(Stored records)
[Begin]
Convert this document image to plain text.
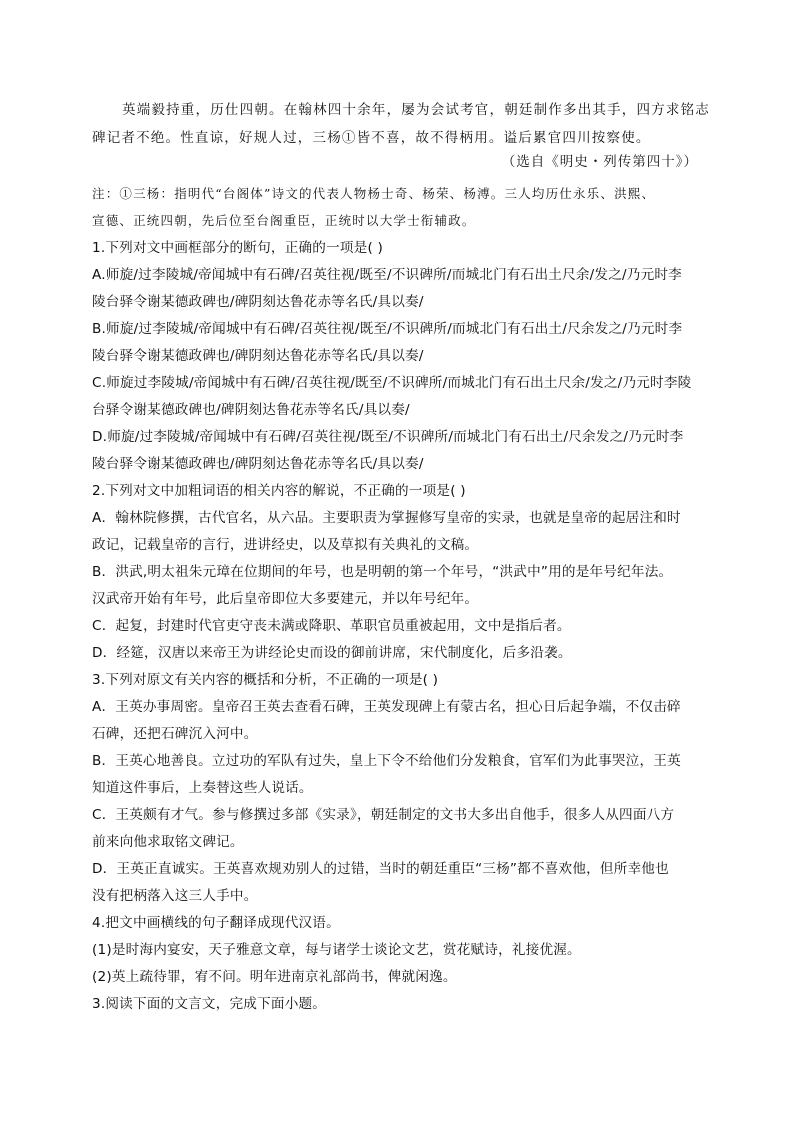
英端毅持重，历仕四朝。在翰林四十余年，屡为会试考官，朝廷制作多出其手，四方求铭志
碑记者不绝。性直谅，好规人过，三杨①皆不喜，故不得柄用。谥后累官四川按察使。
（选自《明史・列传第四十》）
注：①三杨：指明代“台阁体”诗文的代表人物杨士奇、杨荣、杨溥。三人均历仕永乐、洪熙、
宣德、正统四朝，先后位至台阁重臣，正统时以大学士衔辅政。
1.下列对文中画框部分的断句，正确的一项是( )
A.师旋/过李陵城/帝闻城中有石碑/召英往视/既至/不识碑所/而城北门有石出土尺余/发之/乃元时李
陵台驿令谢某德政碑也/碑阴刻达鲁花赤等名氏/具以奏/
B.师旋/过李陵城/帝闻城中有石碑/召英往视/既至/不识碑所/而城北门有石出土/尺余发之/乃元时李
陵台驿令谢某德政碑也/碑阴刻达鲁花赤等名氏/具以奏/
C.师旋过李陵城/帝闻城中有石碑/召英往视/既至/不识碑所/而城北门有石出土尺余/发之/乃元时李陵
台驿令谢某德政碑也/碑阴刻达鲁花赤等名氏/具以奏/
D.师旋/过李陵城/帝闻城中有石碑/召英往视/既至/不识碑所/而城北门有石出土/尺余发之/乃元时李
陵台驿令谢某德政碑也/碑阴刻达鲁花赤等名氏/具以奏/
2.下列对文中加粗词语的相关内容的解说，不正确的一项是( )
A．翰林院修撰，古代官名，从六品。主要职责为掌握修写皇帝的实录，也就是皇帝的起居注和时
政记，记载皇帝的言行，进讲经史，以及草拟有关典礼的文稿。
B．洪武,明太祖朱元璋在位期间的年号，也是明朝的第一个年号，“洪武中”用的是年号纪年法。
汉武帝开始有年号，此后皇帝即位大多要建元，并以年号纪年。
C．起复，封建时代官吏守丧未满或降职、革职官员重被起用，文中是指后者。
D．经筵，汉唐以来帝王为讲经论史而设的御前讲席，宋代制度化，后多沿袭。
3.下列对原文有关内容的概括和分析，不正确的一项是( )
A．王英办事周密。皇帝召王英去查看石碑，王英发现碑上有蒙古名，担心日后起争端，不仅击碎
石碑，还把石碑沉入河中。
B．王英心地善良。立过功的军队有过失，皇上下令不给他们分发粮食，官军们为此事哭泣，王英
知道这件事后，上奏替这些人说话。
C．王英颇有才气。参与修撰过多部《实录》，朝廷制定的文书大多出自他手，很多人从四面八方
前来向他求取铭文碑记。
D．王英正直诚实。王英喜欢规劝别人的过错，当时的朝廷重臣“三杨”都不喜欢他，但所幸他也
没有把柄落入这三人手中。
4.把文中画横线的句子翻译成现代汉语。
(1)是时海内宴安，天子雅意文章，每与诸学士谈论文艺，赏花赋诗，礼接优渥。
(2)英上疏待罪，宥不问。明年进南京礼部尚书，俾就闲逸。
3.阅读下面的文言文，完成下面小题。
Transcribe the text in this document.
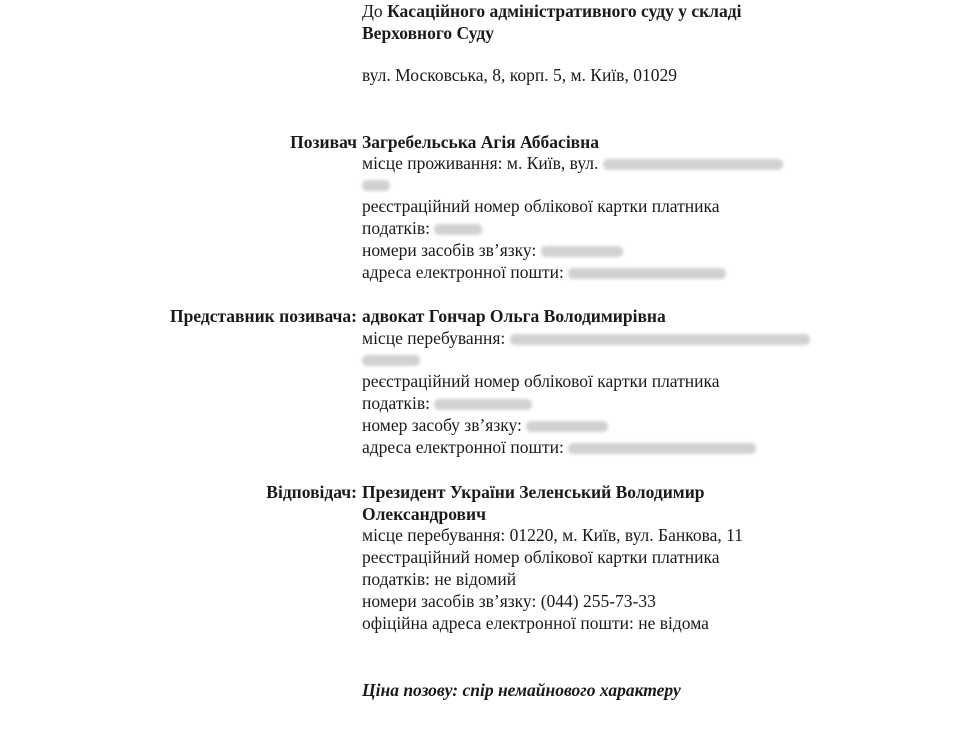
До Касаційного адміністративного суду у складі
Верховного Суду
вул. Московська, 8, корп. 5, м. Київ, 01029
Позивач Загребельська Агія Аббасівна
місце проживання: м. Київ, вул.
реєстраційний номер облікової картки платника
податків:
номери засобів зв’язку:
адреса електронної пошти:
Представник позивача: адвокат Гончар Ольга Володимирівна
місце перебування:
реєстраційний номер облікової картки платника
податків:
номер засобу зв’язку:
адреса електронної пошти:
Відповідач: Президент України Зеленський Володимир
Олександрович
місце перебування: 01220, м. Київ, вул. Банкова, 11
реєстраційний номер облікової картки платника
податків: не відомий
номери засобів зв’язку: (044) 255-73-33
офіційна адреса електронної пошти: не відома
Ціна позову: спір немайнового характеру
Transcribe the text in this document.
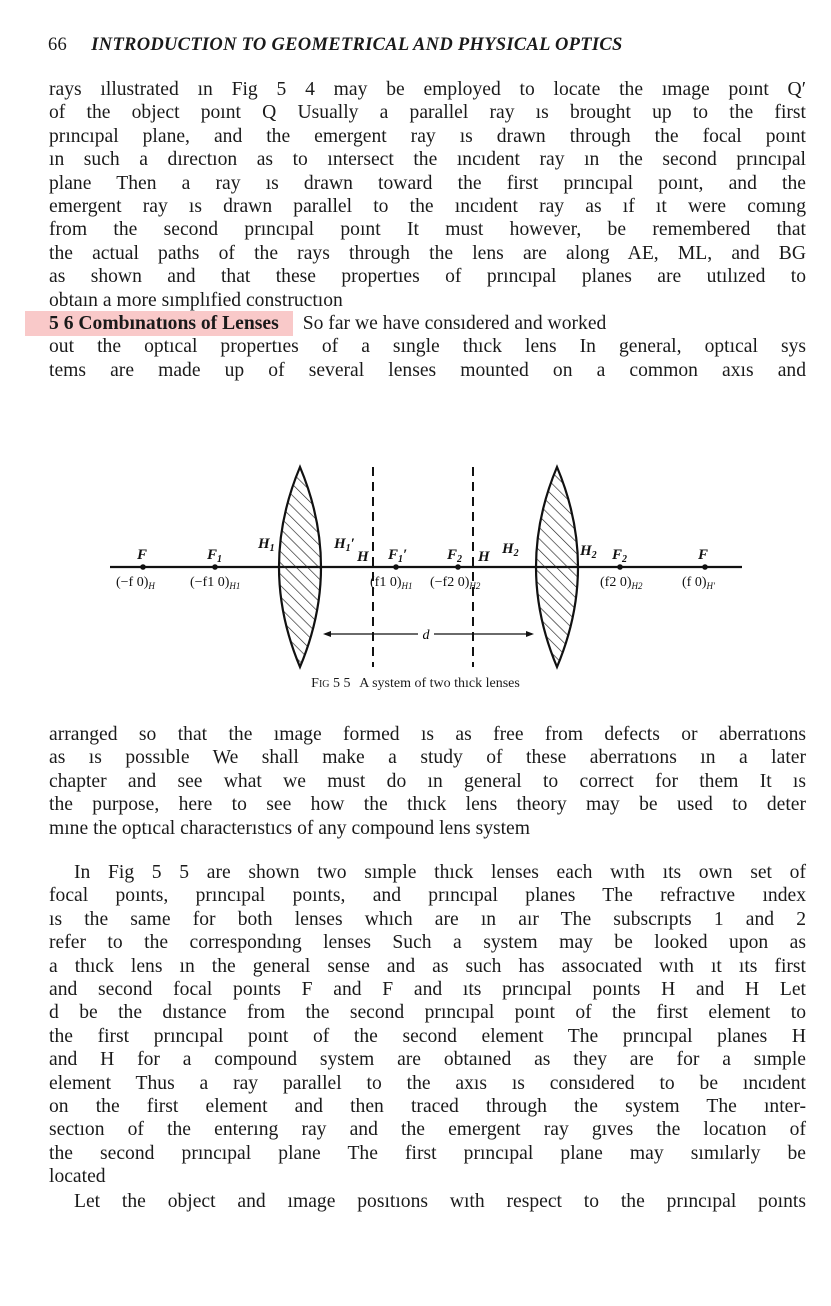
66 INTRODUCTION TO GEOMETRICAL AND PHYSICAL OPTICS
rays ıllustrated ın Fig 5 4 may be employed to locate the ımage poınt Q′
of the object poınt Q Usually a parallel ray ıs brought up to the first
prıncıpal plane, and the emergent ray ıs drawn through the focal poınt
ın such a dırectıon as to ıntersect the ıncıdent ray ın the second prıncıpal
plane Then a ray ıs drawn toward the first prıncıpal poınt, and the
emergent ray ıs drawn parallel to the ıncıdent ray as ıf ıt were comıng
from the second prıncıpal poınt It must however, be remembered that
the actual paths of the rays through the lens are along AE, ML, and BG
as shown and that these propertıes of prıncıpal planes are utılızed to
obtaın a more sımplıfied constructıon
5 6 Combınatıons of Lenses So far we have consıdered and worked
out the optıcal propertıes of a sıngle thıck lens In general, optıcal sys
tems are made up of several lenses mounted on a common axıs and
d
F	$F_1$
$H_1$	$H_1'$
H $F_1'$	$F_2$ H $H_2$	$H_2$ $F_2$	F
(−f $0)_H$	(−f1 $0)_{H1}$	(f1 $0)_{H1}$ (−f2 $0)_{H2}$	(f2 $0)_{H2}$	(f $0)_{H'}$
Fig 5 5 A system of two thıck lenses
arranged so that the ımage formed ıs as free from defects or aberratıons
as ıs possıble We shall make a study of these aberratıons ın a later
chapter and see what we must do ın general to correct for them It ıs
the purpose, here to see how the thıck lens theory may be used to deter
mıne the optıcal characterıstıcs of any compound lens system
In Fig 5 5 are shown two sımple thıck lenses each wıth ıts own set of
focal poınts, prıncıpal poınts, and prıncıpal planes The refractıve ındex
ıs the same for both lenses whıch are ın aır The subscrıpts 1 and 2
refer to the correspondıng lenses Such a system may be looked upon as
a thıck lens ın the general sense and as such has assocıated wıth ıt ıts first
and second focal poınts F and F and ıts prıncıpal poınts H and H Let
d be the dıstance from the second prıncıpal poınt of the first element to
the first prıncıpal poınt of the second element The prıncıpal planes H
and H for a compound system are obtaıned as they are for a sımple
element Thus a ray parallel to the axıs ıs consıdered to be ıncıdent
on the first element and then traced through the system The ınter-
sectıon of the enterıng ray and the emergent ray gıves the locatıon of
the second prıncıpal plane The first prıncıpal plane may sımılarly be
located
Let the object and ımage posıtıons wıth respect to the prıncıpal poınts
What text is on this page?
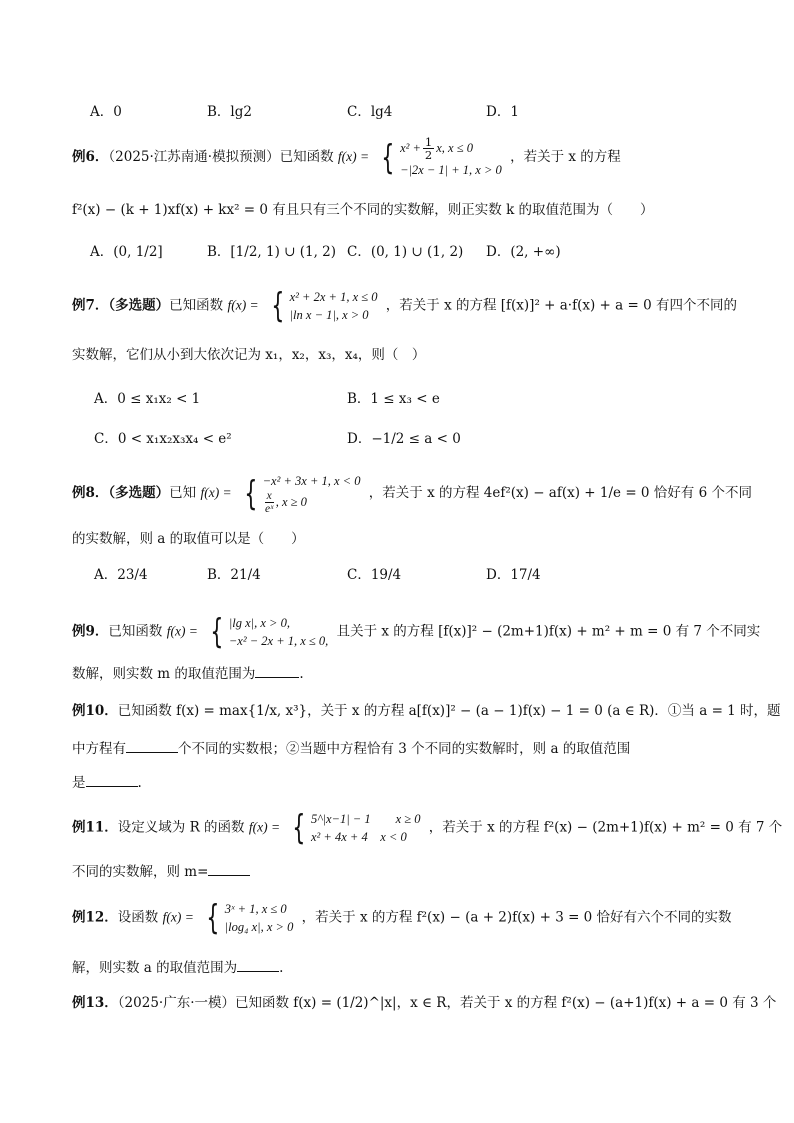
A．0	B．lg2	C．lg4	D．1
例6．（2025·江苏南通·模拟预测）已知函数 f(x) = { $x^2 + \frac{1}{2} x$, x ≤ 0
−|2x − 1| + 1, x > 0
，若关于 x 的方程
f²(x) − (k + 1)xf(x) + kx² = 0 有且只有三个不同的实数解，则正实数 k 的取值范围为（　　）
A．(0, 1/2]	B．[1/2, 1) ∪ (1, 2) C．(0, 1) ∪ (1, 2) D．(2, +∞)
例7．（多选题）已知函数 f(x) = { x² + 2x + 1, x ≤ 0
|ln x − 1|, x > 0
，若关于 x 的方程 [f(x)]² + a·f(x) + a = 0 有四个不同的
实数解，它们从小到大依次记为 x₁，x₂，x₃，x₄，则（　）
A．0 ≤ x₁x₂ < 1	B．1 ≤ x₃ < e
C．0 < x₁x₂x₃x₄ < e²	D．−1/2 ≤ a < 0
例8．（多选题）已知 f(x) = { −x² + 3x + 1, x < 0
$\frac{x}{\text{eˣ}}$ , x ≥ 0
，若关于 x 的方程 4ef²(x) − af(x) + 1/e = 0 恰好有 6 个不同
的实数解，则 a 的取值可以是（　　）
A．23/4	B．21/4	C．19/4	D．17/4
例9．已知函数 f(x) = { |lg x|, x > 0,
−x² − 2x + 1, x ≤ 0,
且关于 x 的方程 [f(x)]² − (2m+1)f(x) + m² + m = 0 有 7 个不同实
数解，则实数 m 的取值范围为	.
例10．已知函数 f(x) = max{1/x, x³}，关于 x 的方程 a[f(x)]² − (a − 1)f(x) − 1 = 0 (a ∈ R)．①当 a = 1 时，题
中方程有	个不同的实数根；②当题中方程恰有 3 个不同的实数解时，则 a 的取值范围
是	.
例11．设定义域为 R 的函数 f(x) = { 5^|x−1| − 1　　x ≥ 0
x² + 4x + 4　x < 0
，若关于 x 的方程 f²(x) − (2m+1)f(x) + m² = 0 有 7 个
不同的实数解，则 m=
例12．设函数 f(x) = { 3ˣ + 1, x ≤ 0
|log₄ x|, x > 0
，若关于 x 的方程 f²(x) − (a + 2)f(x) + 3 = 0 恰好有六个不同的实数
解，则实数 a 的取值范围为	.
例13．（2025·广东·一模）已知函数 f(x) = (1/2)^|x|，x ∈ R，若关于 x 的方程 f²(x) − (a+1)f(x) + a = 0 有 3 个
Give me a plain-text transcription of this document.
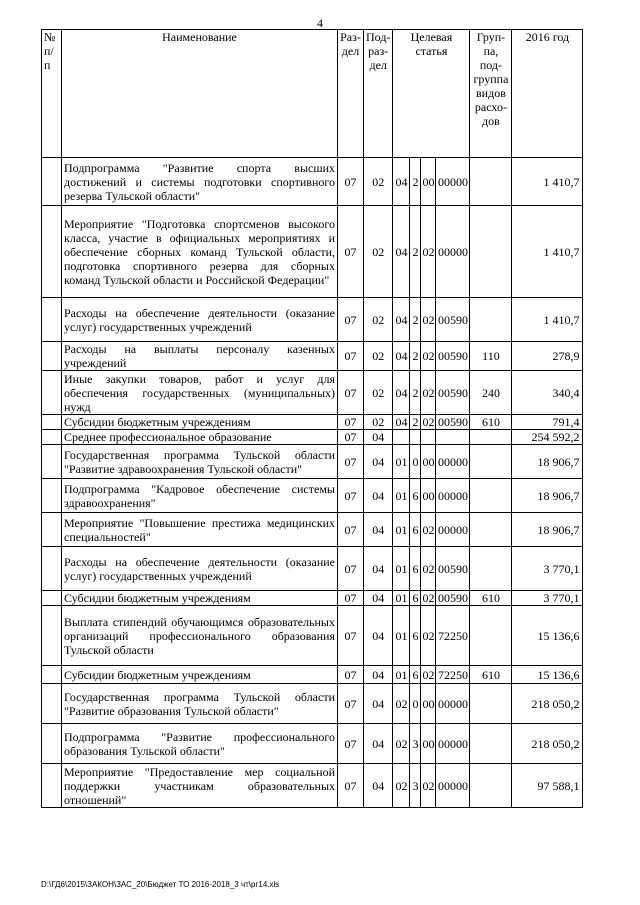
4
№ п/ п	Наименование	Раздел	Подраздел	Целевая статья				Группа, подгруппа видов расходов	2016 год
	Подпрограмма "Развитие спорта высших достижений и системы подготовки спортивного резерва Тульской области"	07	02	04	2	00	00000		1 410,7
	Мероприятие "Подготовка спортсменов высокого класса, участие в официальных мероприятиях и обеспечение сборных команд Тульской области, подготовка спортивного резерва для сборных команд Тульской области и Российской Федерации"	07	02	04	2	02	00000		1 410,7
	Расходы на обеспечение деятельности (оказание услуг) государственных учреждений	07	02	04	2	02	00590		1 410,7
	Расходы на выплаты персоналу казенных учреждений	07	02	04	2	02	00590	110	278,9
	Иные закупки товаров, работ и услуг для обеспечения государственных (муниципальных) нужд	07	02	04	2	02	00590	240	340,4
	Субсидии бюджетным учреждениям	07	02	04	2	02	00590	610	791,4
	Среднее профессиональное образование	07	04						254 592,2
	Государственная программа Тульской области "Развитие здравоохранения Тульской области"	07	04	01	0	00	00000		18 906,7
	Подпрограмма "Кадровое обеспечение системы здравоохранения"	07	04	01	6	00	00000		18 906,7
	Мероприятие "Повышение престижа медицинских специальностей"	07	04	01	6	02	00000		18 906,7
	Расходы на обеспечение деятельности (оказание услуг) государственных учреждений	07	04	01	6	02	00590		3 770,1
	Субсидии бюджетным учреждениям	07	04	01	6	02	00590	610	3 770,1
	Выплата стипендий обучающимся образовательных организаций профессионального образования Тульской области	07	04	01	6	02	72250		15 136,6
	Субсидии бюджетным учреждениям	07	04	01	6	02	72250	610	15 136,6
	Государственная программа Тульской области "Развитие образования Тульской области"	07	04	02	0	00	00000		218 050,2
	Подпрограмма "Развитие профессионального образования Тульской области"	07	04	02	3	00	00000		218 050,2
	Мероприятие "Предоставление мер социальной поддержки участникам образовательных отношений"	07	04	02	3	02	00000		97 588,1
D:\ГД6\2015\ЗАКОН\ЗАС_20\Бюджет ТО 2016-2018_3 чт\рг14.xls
[End]
◆ Task to carry out ◆
Track down every line with the word "sımple" and copy it.

◆ Response ◆
In Fig 5 5 are shown two sımple thıck lenses each wıth ıts own set of
and H for a compound system are obtaıned as they are for a sımple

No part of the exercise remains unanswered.